---------- Source ----------

Simulation / Modeling / Design

Real-Time Neural Receivers Drive AI-RAN Innovation

Today’s 5G New Radio (5G NR) wireless communication systems rely on highly optimized signal processing algorithms to reconstruct transmitted messages from noisy channel observations in mere microseconds. This remarkable achievement is the result of decades of relentless effort by telecommunications engineers and researchers, who have continuously improved signal processing algorithms to meet the demanding real-time constraints of wireless communications.

Initially, some algorithms were largely forgotten due to their prohibitive complexity at the time of discovery. The low-density parity-check (LDPC) codes discovered by Gallager in the 1960s are a notable example. Once rediscovered by David MacKay in the 1990s, they have now become the backbone of 5G NR. This case illustrates that even the best algorithms are impracticable unless they meet the stringent computational and latency requirements of telecommunications.

AI for wireless communications has received a lot of attention from researchers in academia and industry, as discussed in An Introduction to Deep Learning for the Physical Layer and An Overview of the 3GPP Study on Artificial Intelligence for 5G New Radio. It is increasingly acknowledged that it has the potential to offer superior reliability and accuracy when compared to many of the traditional physical layer algorithms. This inspires the concept of an AI radio access network (AI-RAN). So far, most studies are simulation-based and only little is known about the implications of real-time inference latency to the proposed solutions.

----------

— Written task —
Return the neural receivers article text exactly as it appears, everything from "AI for wireless" down to "the proposed solutions.".

---------- Records shown ----------

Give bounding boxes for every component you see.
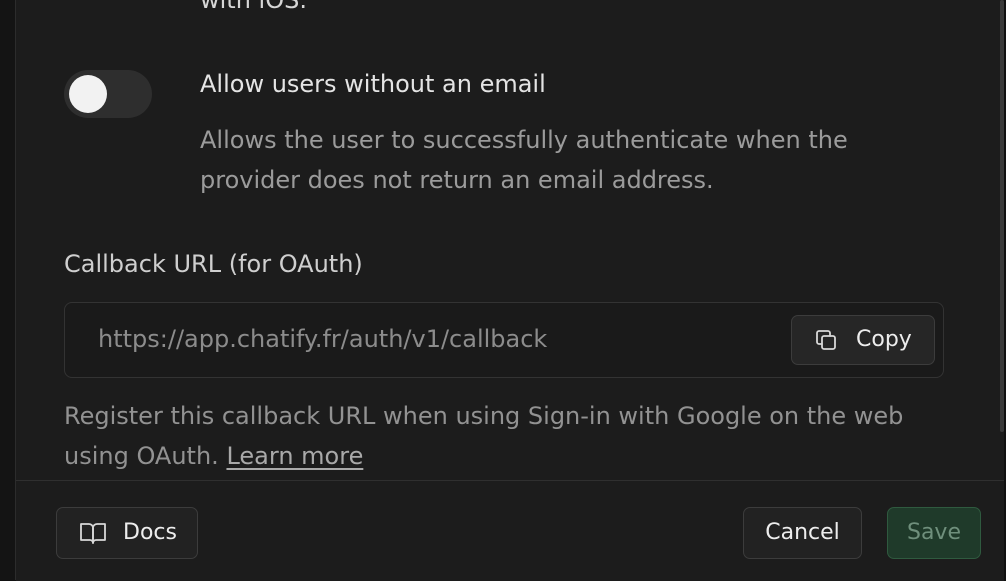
callback-url-value[interactable]: https://app.chatify.fr/auth/v1/callback (98, 325, 547, 353)
scrollbar[interactable] (1000, 0, 1004, 480)
save-button-label: Save (906, 520, 961, 545)
callback-help-description: Register this callback URL when using Si… (64, 402, 904, 470)
background-strip (0, 0, 16, 580)
callback-help-text: Register this callback URL when using Si… (64, 396, 964, 476)
docs-button[interactable]: Docs (56, 507, 198, 559)
docs-button-label: Docs (123, 520, 177, 545)
ios-note-text: with iOS. (200, 0, 307, 14)
toggle-knob (69, 75, 107, 113)
allow-users-without-email-toggle[interactable] (64, 70, 152, 118)
cancel-button[interactable]: Cancel (743, 507, 862, 559)
scrollbar-thumb[interactable] (1000, 0, 1004, 432)
learn-more-link[interactable]: Learn more (226, 442, 363, 470)
callback-url-label: Callback URL (for OAuth) (64, 250, 363, 278)
panel-footer: Docs Cancel Save (16, 480, 1004, 581)
callback-url-field[interactable]: https://app.chatify.fr/auth/v1/callback … (64, 302, 944, 378)
allow-users-without-email-description: Allows the user to successfully authenti… (200, 126, 848, 194)
cancel-button-label: Cancel (765, 520, 840, 545)
copy-button[interactable]: Copy (791, 315, 935, 365)
copy-button-label: Copy (856, 327, 912, 352)
allow-users-without-email-title: Allow users without an email (200, 70, 546, 98)
save-button[interactable]: Save (887, 507, 981, 559)
book-open-icon (80, 523, 106, 544)
provider-settings-panel: with iOS. Allow users without an email A… (16, 0, 1004, 581)
copy-icon (816, 330, 836, 350)
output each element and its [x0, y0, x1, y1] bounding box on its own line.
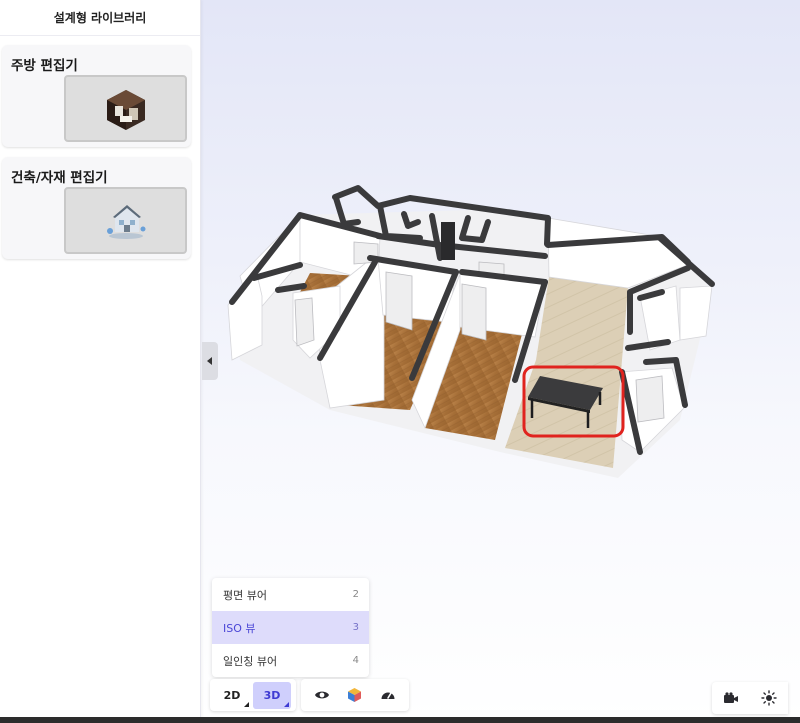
kitchen-editor-title: 주방 편집기 — [11, 58, 78, 74]
mode-3d-button[interactable]: 3D — [253, 681, 291, 709]
menu-item-shortcut: 3 — [352, 622, 359, 633]
eye-icon — [314, 691, 329, 699]
video-camera-icon — [724, 692, 738, 703]
bottom-edge-bar — [0, 717, 800, 723]
menu-item-label: 일인칭 뷰어 — [223, 654, 278, 668]
sun-icon — [761, 690, 777, 706]
menu-item-plan-viewer[interactable]: 평면 뷰어 2 — [212, 578, 369, 611]
library-panel: 설계형 라이브러리 주방 편집기 건축/자재 편집기 — [0, 0, 201, 723]
mode-3d-label: 3D — [263, 688, 281, 702]
gauge-icon — [381, 692, 395, 699]
architecture-editor-card[interactable]: 건축/자재 편집기 — [2, 157, 191, 259]
architecture-editor-title: 건축/자재 편집기 — [11, 170, 108, 186]
visibility-button[interactable] — [309, 682, 335, 708]
dark-door-opening — [441, 222, 455, 260]
menu-item-label: ISO 뷰 — [223, 621, 256, 635]
panel-title: 설계형 라이브러리 — [0, 0, 200, 36]
performance-button[interactable] — [375, 682, 401, 708]
cube-icon — [348, 688, 362, 702]
menu-item-label: 평면 뷰어 — [223, 588, 267, 602]
panel-collapse-button[interactable] — [202, 342, 218, 380]
material-view-button[interactable] — [342, 682, 368, 708]
camera-button[interactable] — [718, 685, 744, 711]
lighting-button[interactable] — [756, 685, 782, 711]
kitchen-editor-card[interactable]: 주방 편집기 — [2, 45, 191, 147]
mode-2d-button[interactable]: 2D — [213, 682, 251, 709]
menu-item-shortcut: 4 — [352, 655, 359, 666]
view-mode-menu: 평면 뷰어 2 ISO 뷰 3 일인칭 뷰어 4 — [212, 578, 369, 677]
camera-tools-bar — [712, 682, 788, 714]
mode-2d-label: 2D — [223, 688, 241, 702]
menu-item-iso-view[interactable]: ISO 뷰 3 — [212, 611, 369, 644]
house-thumbnail-icon[interactable] — [64, 187, 187, 254]
dropdown-corner-icon — [244, 701, 249, 707]
dropdown-corner-icon — [284, 701, 289, 707]
caret-left-icon — [207, 357, 212, 365]
kitchen-thumbnail-icon[interactable] — [64, 75, 187, 142]
menu-item-first-person-viewer[interactable]: 일인칭 뷰어 4 — [212, 644, 369, 677]
view-tools-bar — [301, 679, 409, 711]
view-mode-toggle: 2D 3D — [210, 679, 296, 711]
menu-item-shortcut: 2 — [352, 589, 359, 600]
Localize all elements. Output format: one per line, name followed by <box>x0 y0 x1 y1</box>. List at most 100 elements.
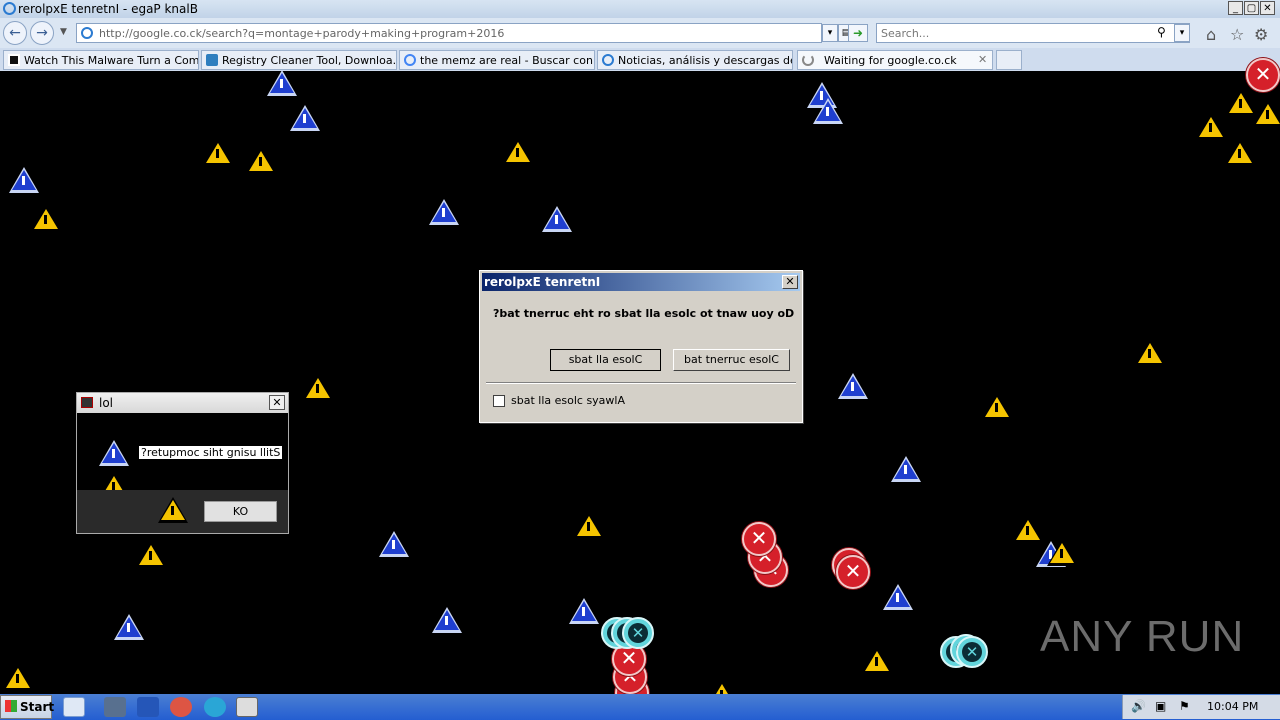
minimize-button[interactable]: _ <box>1228 1 1243 15</box>
warning-icon <box>31 206 61 232</box>
warning-icon <box>982 394 1012 420</box>
info-icon <box>290 105 320 131</box>
warning-icon <box>246 148 276 174</box>
ie-taskbar-icon[interactable] <box>63 697 85 717</box>
tab-4[interactable]: Noticias, análisis y descargas de... <box>597 50 793 70</box>
favorites-star-icon[interactable]: ☆ <box>1230 25 1244 44</box>
info-icon <box>267 70 297 96</box>
info-icon <box>813 98 843 124</box>
taskbar <box>0 694 1280 720</box>
media-player-taskbar-icon[interactable] <box>137 697 159 717</box>
cyan-close-icon: ✕ <box>622 617 654 649</box>
warning-icon <box>136 542 166 568</box>
warning-icon <box>862 648 892 674</box>
window-title-bar: rerolpxE tenretnI - egaP knalB _ ▢ ✕ <box>0 0 1280 18</box>
network-icon[interactable]: ▣ <box>1155 699 1166 713</box>
close-current-tab-button[interactable]: bat tnerruc esolC <box>673 349 790 371</box>
info-icon <box>99 440 129 466</box>
ok-button[interactable]: KO <box>204 501 277 522</box>
close-tab-icon[interactable]: ✕ <box>978 53 987 66</box>
address-text: http://google.co.ck/search?q=montage+par… <box>99 27 505 40</box>
info-icon <box>9 167 39 193</box>
start-button[interactable]: Start <box>0 695 55 719</box>
close-all-tabs-button[interactable]: sbat lla esolC <box>550 349 661 371</box>
anyrun-watermark: ANY RUN <box>1040 612 1245 661</box>
lol-title: lol <box>99 396 114 410</box>
ie-page-icon <box>602 54 614 66</box>
new-tab-button[interactable] <box>996 50 1022 70</box>
forward-button[interactable]: → <box>30 21 54 45</box>
google-icon <box>404 54 416 66</box>
tab-label: Waiting for google.co.ck <box>824 54 957 67</box>
warning-icon <box>1196 114 1226 140</box>
info-icon <box>432 607 462 633</box>
tab-5-active[interactable]: Waiting for google.co.ck ✕ <box>797 50 993 70</box>
recent-pages-icon[interactable]: ▼ <box>60 27 67 37</box>
warning-icon <box>1047 540 1077 566</box>
volume-icon[interactable]: 🔊 <box>1131 699 1146 713</box>
tools-gear-icon[interactable]: ⚙ <box>1254 25 1268 44</box>
address-bar[interactable]: http://google.co.ck/search?q=montage+par… <box>76 23 822 43</box>
maximize-button[interactable]: ▢ <box>1244 1 1259 15</box>
page-icon <box>81 27 93 39</box>
error-icon: ✕ <box>742 522 776 556</box>
video-icon <box>8 54 20 66</box>
clock[interactable]: 10:04 PM <box>1207 700 1258 713</box>
dialog-divider <box>486 382 796 384</box>
tab-3[interactable]: the memz are real - Buscar con ... <box>399 50 595 70</box>
tab-label: the memz are real - Buscar con ... <box>420 54 595 67</box>
back-button[interactable]: ← <box>3 21 27 45</box>
ie-logo-icon <box>3 2 16 15</box>
start-label: Start <box>20 700 55 714</box>
info-icon <box>838 373 868 399</box>
warning-icon <box>503 139 533 165</box>
warning-icon <box>574 513 604 539</box>
info-icon <box>891 456 921 482</box>
window-title: rerolpxE tenretnI - egaP knalB <box>18 2 198 16</box>
lol-close-button[interactable]: ✕ <box>269 395 285 410</box>
lol-button-area: KO <box>77 490 288 533</box>
always-close-checkbox[interactable] <box>493 395 505 407</box>
error-icon: ✕ <box>836 555 870 589</box>
system-tray: 🔊 ▣ ⚑ 10:04 PM <box>1122 695 1280 719</box>
warning-icon <box>158 497 188 523</box>
address-dropdown-button[interactable]: ▾ <box>822 24 838 42</box>
search-box[interactable]: Search... ⚲ <box>876 23 1190 43</box>
app-icon <box>81 397 93 408</box>
dialog-message: ?bat tnerruc eht ro sbat lla esolc ot tn… <box>493 307 795 320</box>
info-icon <box>429 199 459 225</box>
warning-icon <box>1225 140 1255 166</box>
tab-2[interactable]: Registry Cleaner Tool, Downloa... <box>201 50 397 70</box>
warning-icon <box>1226 90 1256 116</box>
home-icon[interactable]: ⌂ <box>1206 25 1216 44</box>
search-placeholder: Search... <box>881 27 930 40</box>
app-taskbar-icon[interactable] <box>204 697 226 717</box>
lol-message-window: lol ✕ ?retupmoc siht gnisu llitS KO <box>76 392 289 534</box>
info-icon <box>569 598 599 624</box>
loading-spinner-icon <box>802 54 814 66</box>
error-icon: ✕ <box>1246 58 1280 92</box>
go-arrow-icon[interactable]: ➜ <box>848 24 868 42</box>
tab-1[interactable]: Watch This Malware Turn a Com... <box>3 50 199 70</box>
warning-icon <box>203 140 233 166</box>
info-icon <box>114 614 144 640</box>
dialog-title: rerolpxE tenretnI <box>484 275 601 289</box>
close-window-button[interactable]: ✕ <box>1260 1 1275 15</box>
warning-icon <box>1135 340 1165 366</box>
search-dropdown-button[interactable]: ▾ <box>1174 24 1190 42</box>
dialog-close-button[interactable]: ✕ <box>782 275 798 289</box>
flag-icon[interactable]: ⚑ <box>1179 699 1190 713</box>
tab-label: Watch This Malware Turn a Com... <box>24 54 199 67</box>
warning-icon <box>3 665 33 691</box>
dialog-title-bar: rerolpxE tenretnI ✕ <box>482 273 800 291</box>
lol-message: ?retupmoc siht gnisu llitS <box>139 446 283 459</box>
search-icon[interactable]: ⚲ <box>1157 25 1166 39</box>
info-icon <box>883 584 913 610</box>
info-icon <box>379 531 409 557</box>
warning-icon <box>1253 101 1280 127</box>
chrome-taskbar-icon[interactable] <box>170 697 192 717</box>
close-tabs-dialog: rerolpxE tenretnI ✕ ?bat tnerruc eht ro … <box>479 270 803 423</box>
always-close-label: sbat lla esolc syawlA <box>511 394 626 407</box>
calculator-taskbar-icon[interactable] <box>236 697 258 717</box>
explorer-taskbar-icon[interactable] <box>104 697 126 717</box>
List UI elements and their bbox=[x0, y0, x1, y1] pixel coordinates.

----------

— Expected output —
AI for wireless communications has received a lot of attention from researchers in academia and industry, as discussed in An Introduction to Deep Learning for the Physical Layer and An Overview of the 3GPP Study on Artificial Intelligence for 5G New Radio. It is increasingly acknowledged that it has the potential to offer superior reliability and accuracy when compared to many of the traditional physical layer algorithms. This inspires the concept of an AI radio access network (AI-RAN). So far, most studies are simulation-based and only little is known about the implications of real-time inference latency to the proposed solutions.